_EXERCISE DESCRIPTION_
Find each line with the word "label" and copy it.

_RECORDS SUPPLIED_
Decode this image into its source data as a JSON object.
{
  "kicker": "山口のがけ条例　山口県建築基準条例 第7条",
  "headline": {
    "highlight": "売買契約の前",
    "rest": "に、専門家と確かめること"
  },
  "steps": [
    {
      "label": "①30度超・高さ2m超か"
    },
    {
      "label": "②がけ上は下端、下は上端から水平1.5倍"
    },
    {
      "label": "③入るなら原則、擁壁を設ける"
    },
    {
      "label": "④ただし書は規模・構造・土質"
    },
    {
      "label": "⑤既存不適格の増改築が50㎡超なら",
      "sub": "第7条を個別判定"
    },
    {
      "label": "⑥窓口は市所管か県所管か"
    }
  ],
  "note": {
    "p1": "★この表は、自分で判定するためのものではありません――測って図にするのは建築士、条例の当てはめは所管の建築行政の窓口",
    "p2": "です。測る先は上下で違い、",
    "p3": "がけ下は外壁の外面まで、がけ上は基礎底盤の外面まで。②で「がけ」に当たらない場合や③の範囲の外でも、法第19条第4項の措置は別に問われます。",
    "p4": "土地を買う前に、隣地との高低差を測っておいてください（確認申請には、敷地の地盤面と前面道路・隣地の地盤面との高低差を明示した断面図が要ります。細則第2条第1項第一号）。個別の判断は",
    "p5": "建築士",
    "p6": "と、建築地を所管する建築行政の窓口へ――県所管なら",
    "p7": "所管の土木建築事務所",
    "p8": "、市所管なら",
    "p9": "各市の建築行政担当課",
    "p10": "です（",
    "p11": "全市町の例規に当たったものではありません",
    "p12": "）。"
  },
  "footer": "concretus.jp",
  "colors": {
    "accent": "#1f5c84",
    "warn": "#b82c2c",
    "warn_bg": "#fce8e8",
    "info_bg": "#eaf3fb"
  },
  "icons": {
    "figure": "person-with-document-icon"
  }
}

_COMPLETE OUTPUT_
      "label": "①30度超・高さ2m超か"
      "label": "②がけ上は下端、下は上端から水平1.5倍"
      "label": "③入るなら原則、擁壁を設ける"
      "label": "④ただし書は規模・構造・土質"
      "label": "⑤既存不適格の増改築が50㎡超なら",
      "label": "⑥窓口は市所管か県所管か"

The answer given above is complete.